Given request:
Each line of the listing that contains the word "실습예제" is to be copied.

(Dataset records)
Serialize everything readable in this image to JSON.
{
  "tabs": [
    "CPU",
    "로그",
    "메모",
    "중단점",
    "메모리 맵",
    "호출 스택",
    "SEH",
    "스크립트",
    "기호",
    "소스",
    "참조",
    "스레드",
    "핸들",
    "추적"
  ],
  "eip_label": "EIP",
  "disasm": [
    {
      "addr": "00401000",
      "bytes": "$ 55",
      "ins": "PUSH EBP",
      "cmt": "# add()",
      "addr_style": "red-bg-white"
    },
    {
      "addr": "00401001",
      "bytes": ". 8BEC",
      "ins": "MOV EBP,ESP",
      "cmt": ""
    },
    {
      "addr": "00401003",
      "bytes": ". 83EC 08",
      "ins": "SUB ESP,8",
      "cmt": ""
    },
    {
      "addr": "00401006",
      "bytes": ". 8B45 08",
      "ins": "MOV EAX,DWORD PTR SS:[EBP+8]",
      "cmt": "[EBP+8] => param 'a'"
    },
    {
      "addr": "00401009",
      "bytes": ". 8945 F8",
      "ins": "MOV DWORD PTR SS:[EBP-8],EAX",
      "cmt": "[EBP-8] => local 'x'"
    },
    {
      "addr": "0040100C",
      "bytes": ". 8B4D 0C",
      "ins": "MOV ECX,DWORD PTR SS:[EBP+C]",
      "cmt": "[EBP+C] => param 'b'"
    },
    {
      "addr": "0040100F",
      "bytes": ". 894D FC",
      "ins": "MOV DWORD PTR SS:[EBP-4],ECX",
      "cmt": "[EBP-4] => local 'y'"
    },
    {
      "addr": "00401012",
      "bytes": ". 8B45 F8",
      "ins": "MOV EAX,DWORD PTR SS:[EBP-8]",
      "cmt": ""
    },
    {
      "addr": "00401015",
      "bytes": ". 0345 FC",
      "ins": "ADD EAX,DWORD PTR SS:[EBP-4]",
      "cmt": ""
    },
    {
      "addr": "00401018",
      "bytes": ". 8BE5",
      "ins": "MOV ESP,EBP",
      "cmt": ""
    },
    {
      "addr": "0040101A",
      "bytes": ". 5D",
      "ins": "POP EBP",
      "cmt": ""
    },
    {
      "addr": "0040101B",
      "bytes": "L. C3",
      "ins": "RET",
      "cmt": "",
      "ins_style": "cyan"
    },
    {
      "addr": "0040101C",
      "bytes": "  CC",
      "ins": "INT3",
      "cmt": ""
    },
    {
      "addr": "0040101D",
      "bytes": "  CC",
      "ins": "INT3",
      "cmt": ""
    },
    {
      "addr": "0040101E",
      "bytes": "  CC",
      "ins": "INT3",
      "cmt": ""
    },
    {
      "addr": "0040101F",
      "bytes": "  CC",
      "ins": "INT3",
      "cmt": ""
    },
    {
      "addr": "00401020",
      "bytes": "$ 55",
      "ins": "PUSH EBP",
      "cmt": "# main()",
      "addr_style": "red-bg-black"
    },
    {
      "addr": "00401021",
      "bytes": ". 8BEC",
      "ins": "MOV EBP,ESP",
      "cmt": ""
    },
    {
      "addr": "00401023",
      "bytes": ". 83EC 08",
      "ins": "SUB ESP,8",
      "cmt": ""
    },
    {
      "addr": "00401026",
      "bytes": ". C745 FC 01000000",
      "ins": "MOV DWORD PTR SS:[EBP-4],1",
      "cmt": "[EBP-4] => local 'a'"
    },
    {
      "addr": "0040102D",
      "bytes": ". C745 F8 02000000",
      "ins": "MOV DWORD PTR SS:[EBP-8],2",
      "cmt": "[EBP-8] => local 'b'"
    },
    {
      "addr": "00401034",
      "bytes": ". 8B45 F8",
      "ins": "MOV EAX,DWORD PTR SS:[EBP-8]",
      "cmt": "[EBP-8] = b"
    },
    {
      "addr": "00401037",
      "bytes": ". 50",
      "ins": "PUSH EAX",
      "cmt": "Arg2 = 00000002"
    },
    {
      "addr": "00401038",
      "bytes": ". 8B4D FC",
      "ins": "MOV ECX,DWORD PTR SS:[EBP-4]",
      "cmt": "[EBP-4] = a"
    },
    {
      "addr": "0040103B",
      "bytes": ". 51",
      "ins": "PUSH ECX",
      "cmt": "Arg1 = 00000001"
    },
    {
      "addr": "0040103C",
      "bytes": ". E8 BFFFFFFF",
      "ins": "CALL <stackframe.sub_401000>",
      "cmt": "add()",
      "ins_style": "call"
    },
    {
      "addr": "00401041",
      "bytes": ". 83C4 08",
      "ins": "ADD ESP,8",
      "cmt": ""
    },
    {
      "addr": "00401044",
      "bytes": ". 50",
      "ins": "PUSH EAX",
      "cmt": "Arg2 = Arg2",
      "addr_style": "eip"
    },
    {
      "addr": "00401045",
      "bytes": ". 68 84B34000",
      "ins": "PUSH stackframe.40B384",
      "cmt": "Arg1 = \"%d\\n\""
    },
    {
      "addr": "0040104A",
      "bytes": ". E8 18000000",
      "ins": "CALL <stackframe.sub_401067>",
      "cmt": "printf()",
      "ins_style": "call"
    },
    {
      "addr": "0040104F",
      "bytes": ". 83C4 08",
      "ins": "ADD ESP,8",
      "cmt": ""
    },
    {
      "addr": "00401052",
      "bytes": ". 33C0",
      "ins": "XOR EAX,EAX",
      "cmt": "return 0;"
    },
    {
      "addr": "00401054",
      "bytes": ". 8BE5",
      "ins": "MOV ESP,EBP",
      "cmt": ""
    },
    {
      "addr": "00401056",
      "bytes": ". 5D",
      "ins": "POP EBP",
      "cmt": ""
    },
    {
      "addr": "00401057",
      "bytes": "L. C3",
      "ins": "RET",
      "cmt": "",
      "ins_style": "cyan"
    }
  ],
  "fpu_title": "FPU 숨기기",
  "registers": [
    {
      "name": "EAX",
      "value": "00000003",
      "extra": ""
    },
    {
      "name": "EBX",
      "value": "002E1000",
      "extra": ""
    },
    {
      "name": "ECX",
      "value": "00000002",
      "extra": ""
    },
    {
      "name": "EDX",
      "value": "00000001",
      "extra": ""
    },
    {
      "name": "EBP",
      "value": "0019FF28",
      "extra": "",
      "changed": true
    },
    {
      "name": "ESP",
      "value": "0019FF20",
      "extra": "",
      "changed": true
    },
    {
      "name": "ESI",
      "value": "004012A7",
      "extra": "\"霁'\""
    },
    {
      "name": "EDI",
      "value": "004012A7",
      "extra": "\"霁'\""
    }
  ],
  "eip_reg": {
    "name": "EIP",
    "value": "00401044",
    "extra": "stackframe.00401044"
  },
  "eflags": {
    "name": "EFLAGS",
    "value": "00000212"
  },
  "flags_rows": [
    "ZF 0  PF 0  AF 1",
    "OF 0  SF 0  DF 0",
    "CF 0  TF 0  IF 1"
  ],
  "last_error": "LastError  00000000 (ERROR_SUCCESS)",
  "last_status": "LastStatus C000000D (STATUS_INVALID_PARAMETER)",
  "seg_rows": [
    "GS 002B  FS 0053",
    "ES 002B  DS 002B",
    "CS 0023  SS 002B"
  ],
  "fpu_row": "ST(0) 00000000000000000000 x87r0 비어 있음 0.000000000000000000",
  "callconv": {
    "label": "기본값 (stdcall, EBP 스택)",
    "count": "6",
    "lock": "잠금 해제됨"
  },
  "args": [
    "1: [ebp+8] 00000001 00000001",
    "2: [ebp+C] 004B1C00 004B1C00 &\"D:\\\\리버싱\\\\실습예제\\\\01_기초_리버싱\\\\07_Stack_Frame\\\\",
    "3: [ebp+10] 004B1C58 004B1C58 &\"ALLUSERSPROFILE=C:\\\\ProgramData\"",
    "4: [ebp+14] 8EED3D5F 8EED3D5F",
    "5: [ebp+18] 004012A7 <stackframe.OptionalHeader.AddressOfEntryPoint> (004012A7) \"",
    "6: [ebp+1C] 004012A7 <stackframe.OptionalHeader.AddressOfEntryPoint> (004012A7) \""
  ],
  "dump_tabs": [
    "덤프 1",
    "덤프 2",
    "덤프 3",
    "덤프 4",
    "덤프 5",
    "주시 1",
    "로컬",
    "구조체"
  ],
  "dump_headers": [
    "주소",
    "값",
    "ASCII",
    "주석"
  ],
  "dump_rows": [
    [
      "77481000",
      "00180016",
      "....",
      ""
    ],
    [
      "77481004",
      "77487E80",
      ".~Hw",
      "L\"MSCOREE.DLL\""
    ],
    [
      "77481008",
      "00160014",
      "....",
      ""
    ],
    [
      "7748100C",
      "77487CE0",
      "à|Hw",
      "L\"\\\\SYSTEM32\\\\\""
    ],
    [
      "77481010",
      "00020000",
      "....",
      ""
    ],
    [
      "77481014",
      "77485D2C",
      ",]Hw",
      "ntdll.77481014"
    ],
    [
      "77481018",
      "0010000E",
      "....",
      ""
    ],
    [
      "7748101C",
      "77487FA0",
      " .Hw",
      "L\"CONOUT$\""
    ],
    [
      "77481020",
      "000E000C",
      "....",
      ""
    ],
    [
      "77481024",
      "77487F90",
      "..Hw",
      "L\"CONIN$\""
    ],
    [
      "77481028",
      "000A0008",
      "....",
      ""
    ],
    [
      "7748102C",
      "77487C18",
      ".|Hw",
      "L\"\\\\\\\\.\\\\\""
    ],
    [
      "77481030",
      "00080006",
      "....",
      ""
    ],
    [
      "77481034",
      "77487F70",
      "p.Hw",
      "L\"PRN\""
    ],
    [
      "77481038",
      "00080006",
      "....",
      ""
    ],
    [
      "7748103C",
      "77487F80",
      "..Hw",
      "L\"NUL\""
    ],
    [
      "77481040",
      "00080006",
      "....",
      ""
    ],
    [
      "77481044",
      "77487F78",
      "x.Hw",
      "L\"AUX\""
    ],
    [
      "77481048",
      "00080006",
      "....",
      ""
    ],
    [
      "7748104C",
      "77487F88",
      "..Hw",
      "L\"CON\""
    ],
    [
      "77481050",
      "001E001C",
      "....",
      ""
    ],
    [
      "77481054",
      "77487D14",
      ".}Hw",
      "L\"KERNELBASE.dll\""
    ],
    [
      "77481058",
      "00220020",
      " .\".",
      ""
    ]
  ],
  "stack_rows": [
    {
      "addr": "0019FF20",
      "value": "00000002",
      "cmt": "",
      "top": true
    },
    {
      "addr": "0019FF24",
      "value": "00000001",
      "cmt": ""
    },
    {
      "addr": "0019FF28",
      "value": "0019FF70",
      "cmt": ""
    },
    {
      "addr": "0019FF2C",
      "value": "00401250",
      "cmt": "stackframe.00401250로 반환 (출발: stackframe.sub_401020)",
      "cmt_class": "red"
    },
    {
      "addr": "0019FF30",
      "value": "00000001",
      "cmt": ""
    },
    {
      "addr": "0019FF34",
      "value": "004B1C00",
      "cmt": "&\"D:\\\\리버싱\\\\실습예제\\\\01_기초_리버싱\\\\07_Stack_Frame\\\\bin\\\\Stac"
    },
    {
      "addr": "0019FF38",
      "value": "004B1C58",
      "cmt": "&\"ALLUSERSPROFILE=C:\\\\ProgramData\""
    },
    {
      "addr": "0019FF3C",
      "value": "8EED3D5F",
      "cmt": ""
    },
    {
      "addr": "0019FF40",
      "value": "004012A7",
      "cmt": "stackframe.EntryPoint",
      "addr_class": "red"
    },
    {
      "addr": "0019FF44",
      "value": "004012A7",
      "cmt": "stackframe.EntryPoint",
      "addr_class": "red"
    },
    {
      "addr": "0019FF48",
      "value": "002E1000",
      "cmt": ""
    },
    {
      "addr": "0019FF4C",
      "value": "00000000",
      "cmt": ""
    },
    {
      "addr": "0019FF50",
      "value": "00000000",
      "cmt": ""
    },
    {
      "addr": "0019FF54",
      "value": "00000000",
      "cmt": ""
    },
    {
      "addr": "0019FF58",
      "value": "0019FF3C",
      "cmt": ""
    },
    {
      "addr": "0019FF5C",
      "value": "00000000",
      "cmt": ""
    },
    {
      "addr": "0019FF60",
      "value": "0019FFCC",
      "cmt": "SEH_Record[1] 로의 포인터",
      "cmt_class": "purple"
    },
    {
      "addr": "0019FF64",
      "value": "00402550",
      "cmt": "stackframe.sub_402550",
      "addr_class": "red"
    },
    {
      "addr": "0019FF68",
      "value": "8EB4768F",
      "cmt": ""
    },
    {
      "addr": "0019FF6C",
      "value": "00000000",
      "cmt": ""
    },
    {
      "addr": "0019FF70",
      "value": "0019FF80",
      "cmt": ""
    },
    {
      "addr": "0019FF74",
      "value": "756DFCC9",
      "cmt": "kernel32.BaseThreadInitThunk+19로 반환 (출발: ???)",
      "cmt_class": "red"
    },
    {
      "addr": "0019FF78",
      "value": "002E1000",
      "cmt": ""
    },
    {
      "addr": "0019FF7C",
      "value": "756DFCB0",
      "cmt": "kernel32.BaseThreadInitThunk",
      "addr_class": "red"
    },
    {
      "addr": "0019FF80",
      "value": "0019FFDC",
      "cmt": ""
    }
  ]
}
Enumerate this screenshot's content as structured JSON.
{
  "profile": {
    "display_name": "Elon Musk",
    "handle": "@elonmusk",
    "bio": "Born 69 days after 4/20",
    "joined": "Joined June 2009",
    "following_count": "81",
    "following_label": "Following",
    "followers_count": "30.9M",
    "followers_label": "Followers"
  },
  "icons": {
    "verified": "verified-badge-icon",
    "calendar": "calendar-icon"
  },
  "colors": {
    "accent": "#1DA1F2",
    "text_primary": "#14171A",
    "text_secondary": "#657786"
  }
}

Answer to this exercise:
    "2: [ebp+C] 004B1C00 004B1C00 &\"D:\\\\리버싱\\\\실습예제\\\\01_기초_리버싱\\\\07_Stack_Frame\\\\",
      "cmt": "&\"D:\\\\리버싱\\\\실습예제\\\\01_기초_리버싱\\\\07_Stack_Frame\\\\bin\\\\Stac"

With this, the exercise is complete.